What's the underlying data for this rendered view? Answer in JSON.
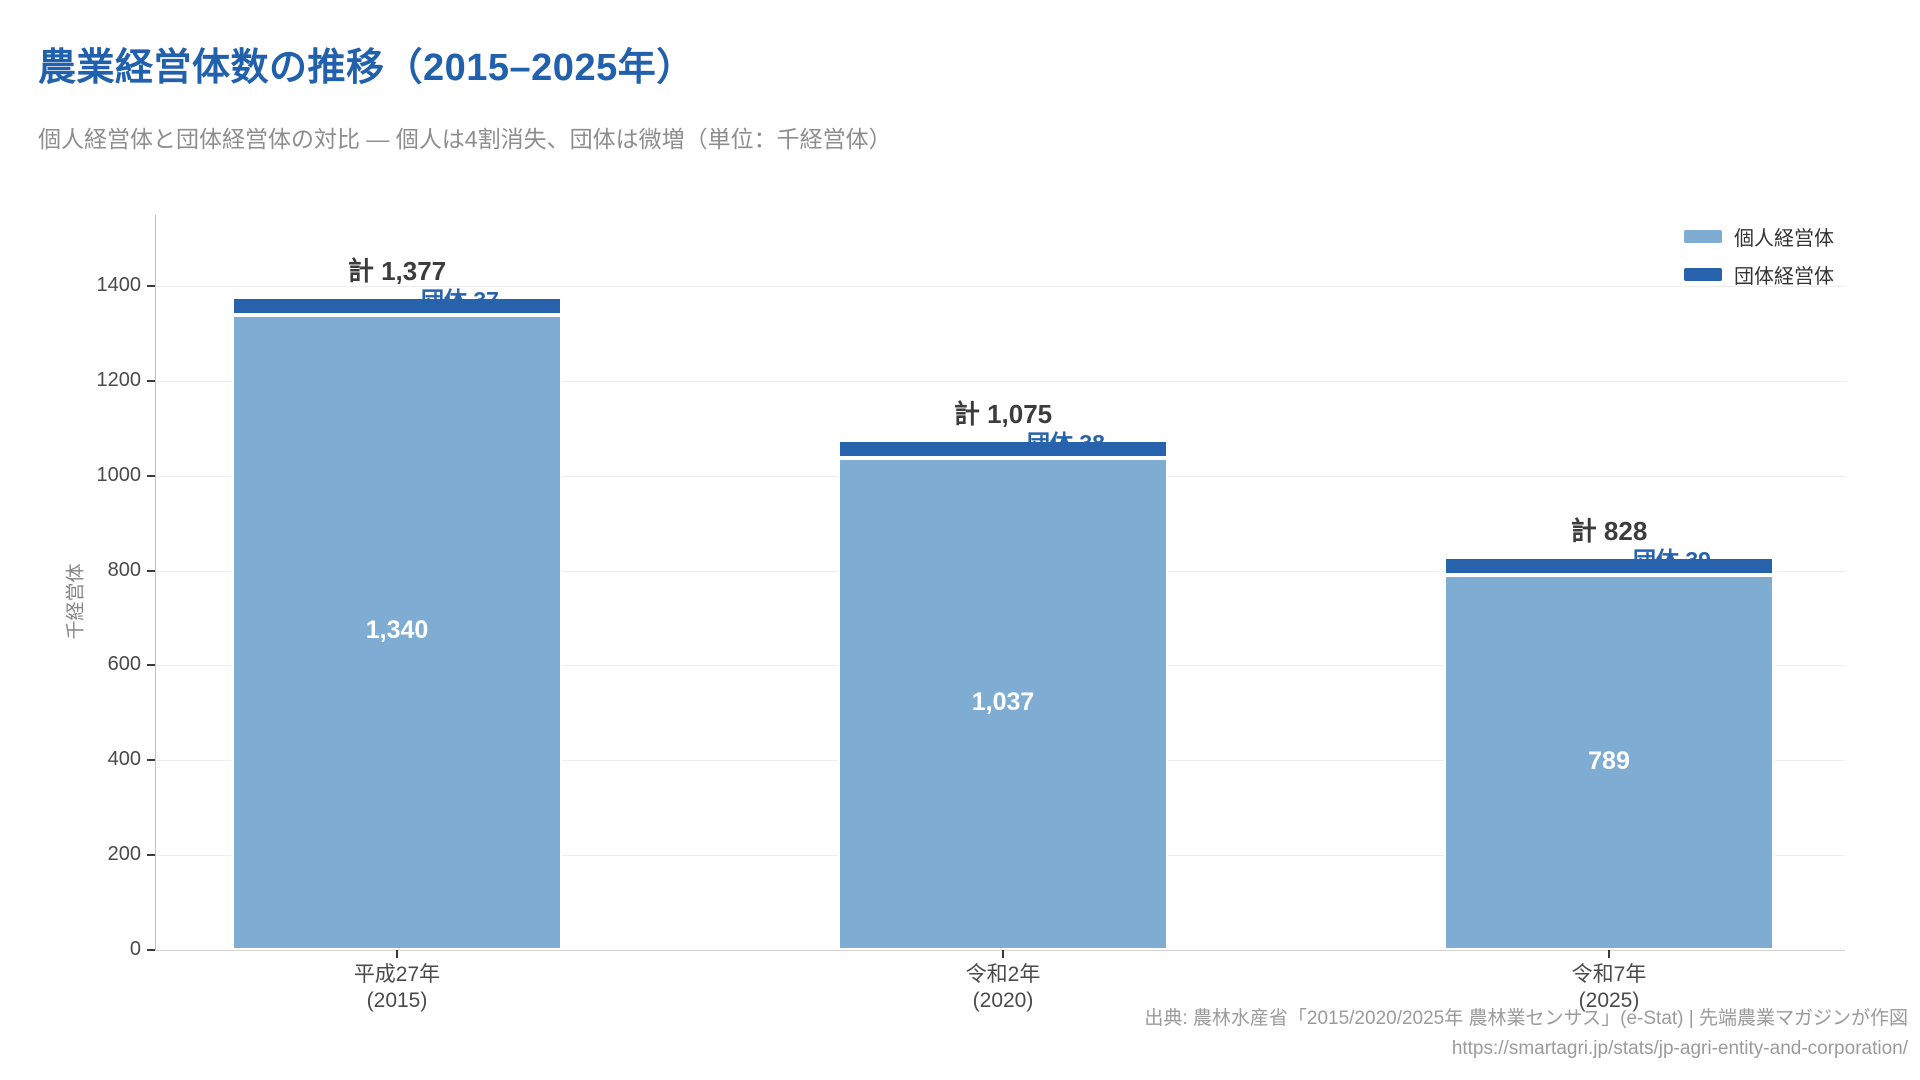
{
  "header": {
    "title": "農業経営体数の推移（2015–2025年）",
    "subtitle": "個人経営体と団体経営体の対比 — 個人は4割消失、団体は微増（単位：千経営体）"
  },
  "colors": {
    "title_blue": "#2160AC",
    "individual_blue": "#7EACD3",
    "group_blue": "#2663AC",
    "grid": "#EDEDED"
  },
  "legend": {
    "items": [
      {
        "label": "個人経営体",
        "color": "#7EACD3"
      },
      {
        "label": "団体経営体",
        "color": "#2663AC"
      }
    ]
  },
  "chart_data": {
    "type": "bar",
    "stacked": true,
    "title": "農業経営体数の推移（2015–2025年）",
    "categories": [
      [
        "平成27年",
        "(2015)"
      ],
      [
        "令和2年",
        "(2020)"
      ],
      [
        "令和7年",
        "(2025)"
      ]
    ],
    "series": [
      {
        "name": "個人経営体",
        "color": "#7EACD3",
        "values": [
          1340,
          1037,
          789
        ]
      },
      {
        "name": "団体経営体",
        "color": "#2663AC",
        "values": [
          37,
          38,
          39
        ]
      }
    ],
    "totals": [
      1377,
      1075,
      828
    ],
    "labels": {
      "totals": [
        "計 1,377",
        "計 1,075",
        "計 828"
      ],
      "individual": [
        "1,340",
        "1,037",
        "789"
      ],
      "group": [
        "団体 37",
        "団体 38",
        "団体 39"
      ]
    },
    "ylabel": "千経営体",
    "yticks": [
      0,
      200,
      400,
      600,
      800,
      1000,
      1200,
      1400
    ],
    "ylim": [
      0,
      1550
    ],
    "grid": true,
    "legend_position": "top-right"
  },
  "footer": {
    "source": "出典: 農林水産省「2015/2020/2025年 農林業センサス」(e-Stat) | 先端農業マガジンが作図",
    "url": "https://smartagri.jp/stats/jp-agri-entity-and-corporation/"
  }
}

# # # # # # #

DIRECTIONS:
Omit every picture, and otherwise quote the entries exactly.

EXERCISE RESPONSE:
What's the underlying data for this rendered view? Answer in JSON.
{
  "header": {
    "title": "農業経営体数の推移（2015–2025年）",
    "subtitle": "個人経営体と団体経営体の対比 — 個人は4割消失、団体は微増（単位：千経営体）"
  },
  "colors": {
    "title_blue": "#2160AC",
    "individual_blue": "#7EACD3",
    "group_blue": "#2663AC",
    "grid": "#EDEDED"
  },
  "legend": {
    "items": [
      {
        "label": "個人経営体",
        "color": "#7EACD3"
      },
      {
        "label": "団体経営体",
        "color": "#2663AC"
      }
    ]
  },
  "chart_data": {
    "type": "bar",
    "stacked": true,
    "title": "農業経営体数の推移（2015–2025年）",
    "categories": [
      [
        "平成27年",
        "(2015)"
      ],
      [
        "令和2年",
        "(2020)"
      ],
      [
        "令和7年",
        "(2025)"
      ]
    ],
    "series": [
      {
        "name": "個人経営体",
        "color": "#7EACD3",
        "values": [
          1340,
          1037,
          789
        ]
      },
      {
        "name": "団体経営体",
        "color": "#2663AC",
        "values": [
          37,
          38,
          39
        ]
      }
    ],
    "totals": [
      1377,
      1075,
      828
    ],
    "labels": {
      "totals": [
        "計 1,377",
        "計 1,075",
        "計 828"
      ],
      "individual": [
        "1,340",
        "1,037",
        "789"
      ],
      "group": [
        "団体 37",
        "団体 38",
        "団体 39"
      ]
    },
    "ylabel": "千経営体",
    "yticks": [
      0,
      200,
      400,
      600,
      800,
      1000,
      1200,
      1400
    ],
    "ylim": [
      0,
      1550
    ],
    "grid": true,
    "legend_position": "top-right"
  },
  "footer": {
    "source": "出典: 農林水産省「2015/2020/2025年 農林業センサス」(e-Stat) | 先端農業マガジンが作図",
    "url": "https://smartagri.jp/stats/jp-agri-entity-and-corporation/"
  }
}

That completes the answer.